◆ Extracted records
-- start --

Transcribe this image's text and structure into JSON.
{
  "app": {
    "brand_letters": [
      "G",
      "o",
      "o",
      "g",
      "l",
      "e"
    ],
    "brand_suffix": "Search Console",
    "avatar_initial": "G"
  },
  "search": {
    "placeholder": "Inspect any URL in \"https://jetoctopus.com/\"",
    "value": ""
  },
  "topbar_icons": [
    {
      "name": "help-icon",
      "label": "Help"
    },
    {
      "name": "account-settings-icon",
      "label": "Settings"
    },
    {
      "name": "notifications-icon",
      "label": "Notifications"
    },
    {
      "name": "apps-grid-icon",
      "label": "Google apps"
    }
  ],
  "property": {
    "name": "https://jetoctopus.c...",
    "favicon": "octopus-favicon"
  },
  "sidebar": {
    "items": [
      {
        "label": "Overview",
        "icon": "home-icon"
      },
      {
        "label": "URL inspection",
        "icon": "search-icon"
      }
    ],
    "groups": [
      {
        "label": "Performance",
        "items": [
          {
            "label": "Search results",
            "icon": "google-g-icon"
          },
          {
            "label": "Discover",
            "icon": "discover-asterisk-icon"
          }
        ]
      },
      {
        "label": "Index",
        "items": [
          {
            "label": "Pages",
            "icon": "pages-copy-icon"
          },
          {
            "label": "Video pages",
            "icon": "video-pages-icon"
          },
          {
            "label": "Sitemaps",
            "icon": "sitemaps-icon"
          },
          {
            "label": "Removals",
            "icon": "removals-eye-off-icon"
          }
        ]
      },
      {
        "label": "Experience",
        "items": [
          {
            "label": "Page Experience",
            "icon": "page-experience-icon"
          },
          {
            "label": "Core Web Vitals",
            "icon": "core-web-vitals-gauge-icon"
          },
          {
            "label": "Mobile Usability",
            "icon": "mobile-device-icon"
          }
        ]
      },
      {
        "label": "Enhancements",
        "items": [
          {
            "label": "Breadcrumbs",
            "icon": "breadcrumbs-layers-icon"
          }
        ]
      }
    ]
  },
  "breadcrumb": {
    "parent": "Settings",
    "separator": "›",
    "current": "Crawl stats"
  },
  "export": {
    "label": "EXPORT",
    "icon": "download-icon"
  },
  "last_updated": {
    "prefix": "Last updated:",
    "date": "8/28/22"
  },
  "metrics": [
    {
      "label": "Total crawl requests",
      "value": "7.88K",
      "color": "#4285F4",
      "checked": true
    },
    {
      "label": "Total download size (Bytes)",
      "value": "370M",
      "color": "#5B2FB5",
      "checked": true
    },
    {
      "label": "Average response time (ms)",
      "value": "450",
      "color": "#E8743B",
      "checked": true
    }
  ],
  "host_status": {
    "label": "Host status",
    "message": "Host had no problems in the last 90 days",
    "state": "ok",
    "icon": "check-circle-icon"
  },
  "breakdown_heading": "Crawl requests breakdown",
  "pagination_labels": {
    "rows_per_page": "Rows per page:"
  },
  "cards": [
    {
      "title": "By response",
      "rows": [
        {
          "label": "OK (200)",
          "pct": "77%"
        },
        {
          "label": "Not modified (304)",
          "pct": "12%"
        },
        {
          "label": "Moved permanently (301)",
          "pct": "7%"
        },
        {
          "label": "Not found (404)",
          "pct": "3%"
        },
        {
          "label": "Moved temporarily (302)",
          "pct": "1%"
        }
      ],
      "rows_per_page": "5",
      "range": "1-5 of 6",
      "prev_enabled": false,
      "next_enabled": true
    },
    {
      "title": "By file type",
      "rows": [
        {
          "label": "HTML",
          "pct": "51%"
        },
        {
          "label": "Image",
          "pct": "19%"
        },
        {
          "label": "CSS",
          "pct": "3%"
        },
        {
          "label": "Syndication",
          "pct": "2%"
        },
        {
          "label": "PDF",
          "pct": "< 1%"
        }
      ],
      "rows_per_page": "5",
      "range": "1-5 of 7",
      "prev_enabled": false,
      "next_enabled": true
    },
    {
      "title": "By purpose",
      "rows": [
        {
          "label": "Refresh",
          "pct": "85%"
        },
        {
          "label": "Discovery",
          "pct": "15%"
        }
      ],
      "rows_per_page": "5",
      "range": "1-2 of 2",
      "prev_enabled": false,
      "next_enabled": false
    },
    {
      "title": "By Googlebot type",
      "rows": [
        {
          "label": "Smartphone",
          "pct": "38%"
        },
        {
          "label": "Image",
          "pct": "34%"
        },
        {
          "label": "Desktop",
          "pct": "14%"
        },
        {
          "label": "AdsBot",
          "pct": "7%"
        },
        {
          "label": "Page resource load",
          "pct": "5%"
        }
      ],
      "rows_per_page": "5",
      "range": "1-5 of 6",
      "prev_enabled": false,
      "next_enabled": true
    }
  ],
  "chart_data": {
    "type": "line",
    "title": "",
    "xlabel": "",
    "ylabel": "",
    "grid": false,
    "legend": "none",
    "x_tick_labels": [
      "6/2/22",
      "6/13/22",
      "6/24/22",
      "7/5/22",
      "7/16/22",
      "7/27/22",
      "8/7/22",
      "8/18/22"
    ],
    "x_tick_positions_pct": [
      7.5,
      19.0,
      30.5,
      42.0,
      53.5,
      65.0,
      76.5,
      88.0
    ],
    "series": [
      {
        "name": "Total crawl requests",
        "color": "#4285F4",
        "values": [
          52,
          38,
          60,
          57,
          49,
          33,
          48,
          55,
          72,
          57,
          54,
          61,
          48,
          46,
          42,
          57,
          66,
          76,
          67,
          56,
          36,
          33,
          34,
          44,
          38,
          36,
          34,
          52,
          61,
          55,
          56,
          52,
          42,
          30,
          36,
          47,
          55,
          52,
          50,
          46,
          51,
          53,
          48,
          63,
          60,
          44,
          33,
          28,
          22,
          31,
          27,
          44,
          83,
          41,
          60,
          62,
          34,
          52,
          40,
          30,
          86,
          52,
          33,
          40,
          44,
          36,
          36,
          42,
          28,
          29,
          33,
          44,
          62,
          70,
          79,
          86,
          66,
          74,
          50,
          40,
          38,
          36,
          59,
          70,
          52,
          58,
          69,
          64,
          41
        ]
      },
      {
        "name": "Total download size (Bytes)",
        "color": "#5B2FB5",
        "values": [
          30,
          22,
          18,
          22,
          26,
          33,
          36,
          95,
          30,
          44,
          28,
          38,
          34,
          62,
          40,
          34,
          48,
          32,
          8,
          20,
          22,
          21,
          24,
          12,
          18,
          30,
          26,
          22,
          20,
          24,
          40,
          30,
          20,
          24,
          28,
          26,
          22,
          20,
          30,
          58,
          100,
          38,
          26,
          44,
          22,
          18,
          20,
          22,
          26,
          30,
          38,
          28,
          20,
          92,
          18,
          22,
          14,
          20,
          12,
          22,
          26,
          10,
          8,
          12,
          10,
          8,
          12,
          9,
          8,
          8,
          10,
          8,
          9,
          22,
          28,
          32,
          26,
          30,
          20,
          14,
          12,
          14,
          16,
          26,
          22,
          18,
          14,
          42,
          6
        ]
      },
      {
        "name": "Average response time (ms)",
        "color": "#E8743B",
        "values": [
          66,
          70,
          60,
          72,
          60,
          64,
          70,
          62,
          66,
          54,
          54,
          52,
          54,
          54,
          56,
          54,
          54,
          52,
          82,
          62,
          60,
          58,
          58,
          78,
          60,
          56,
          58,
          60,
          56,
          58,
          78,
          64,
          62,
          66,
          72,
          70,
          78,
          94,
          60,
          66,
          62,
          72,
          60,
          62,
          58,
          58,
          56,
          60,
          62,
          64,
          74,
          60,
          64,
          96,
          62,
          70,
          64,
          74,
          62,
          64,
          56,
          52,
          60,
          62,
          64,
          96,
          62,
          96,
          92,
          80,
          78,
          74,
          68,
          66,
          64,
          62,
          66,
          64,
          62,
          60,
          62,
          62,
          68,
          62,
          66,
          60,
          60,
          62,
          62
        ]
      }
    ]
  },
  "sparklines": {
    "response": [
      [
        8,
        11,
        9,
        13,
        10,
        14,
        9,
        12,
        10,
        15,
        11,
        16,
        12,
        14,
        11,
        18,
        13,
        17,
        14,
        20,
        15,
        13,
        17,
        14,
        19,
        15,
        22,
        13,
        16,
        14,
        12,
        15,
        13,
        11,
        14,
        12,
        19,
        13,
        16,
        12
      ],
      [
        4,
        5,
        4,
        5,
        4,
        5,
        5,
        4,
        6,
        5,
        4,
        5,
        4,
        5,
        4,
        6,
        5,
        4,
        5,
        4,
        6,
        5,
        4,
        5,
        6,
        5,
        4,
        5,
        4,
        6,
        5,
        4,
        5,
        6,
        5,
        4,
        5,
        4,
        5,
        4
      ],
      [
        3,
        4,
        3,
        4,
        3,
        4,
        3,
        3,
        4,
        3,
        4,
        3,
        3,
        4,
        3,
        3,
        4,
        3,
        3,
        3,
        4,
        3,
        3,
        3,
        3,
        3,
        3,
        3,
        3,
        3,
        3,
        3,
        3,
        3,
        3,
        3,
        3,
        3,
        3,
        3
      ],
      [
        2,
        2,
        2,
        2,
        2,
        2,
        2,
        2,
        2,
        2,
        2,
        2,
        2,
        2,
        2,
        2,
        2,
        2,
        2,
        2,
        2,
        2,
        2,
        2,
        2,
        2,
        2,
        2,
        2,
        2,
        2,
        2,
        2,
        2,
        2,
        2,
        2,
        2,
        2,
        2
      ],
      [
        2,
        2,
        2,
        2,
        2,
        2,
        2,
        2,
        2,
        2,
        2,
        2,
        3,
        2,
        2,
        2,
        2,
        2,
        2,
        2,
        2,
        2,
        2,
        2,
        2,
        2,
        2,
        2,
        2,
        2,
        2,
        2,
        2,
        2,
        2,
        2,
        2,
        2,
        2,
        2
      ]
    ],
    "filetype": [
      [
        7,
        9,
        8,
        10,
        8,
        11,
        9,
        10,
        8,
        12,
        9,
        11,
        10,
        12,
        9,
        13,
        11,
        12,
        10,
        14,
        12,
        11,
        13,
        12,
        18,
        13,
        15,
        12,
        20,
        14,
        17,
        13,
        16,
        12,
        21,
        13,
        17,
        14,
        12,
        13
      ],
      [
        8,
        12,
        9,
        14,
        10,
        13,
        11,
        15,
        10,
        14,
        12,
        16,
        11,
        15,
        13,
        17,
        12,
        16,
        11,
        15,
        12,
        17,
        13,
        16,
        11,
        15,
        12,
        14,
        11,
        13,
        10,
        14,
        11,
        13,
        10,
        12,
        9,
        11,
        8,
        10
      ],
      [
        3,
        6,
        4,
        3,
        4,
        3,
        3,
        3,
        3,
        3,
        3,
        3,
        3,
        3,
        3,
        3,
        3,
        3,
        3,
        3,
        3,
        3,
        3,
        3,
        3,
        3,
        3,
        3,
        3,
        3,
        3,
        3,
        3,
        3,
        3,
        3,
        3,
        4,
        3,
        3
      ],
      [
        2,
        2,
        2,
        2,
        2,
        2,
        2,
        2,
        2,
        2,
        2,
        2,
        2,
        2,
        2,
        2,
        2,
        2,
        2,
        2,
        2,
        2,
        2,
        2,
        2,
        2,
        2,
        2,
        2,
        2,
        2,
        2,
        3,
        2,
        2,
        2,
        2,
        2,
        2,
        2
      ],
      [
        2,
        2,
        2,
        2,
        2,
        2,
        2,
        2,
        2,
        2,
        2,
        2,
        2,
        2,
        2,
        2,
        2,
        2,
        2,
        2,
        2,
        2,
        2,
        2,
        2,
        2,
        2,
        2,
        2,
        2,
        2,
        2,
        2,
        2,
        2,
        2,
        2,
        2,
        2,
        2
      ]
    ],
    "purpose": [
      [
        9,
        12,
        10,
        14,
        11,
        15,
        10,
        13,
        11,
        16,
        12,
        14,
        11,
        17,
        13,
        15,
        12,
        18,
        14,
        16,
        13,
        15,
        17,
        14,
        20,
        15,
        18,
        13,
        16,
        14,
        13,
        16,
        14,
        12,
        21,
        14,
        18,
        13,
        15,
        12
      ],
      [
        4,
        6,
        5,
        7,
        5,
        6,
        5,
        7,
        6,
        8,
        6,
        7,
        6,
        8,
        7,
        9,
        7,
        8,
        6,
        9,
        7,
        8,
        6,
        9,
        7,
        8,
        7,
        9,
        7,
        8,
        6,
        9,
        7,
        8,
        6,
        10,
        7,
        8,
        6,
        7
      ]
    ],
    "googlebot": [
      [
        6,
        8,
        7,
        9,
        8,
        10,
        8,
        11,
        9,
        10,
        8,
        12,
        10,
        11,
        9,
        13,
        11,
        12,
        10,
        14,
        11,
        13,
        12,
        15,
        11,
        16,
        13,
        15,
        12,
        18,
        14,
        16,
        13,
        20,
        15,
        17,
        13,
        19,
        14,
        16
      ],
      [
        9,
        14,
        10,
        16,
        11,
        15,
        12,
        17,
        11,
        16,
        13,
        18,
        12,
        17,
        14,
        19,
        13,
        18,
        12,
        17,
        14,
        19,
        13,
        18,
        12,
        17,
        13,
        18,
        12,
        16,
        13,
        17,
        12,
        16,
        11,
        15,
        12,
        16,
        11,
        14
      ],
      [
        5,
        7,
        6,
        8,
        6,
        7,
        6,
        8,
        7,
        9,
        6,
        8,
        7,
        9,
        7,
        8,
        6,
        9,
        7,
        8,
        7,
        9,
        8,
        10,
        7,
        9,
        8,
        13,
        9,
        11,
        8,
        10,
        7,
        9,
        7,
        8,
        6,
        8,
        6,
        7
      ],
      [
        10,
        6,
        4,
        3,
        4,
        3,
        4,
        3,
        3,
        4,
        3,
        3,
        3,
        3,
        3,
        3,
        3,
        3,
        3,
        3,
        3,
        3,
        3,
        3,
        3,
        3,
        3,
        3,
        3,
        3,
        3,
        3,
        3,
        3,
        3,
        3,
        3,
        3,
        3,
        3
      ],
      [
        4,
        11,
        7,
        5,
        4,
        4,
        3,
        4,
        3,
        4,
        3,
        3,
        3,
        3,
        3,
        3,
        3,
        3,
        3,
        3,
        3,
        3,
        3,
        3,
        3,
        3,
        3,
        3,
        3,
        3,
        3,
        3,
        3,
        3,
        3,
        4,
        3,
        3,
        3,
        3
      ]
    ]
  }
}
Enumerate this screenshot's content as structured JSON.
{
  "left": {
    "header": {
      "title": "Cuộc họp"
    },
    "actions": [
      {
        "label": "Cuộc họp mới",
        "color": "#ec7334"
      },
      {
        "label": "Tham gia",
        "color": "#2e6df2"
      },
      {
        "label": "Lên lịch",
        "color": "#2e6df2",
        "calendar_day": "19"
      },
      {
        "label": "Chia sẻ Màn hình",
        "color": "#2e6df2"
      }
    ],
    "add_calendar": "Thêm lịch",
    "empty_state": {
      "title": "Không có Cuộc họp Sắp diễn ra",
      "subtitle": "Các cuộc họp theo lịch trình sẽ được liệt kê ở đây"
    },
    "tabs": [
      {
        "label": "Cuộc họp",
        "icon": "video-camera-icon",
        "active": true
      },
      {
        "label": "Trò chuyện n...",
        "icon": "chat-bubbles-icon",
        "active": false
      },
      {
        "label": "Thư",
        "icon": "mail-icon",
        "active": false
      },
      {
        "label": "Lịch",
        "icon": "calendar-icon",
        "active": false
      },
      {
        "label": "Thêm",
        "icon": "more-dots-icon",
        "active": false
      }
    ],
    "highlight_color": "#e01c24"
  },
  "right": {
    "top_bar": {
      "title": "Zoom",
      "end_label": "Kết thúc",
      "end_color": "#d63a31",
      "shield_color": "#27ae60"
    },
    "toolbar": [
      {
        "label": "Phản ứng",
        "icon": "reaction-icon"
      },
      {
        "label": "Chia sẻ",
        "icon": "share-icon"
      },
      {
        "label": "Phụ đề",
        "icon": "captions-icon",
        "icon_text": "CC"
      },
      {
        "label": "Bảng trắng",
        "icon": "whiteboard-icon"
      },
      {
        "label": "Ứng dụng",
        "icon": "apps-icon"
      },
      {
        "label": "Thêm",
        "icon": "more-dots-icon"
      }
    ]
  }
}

-- end --

◆ WORK REQUIRED
Which lines hold the word "Bytes"? Copy every one of them.

◆ WRITTEN SOLUTION
      "label": "Total download size (Bytes)",
        "name": "Total download size (Bytes)",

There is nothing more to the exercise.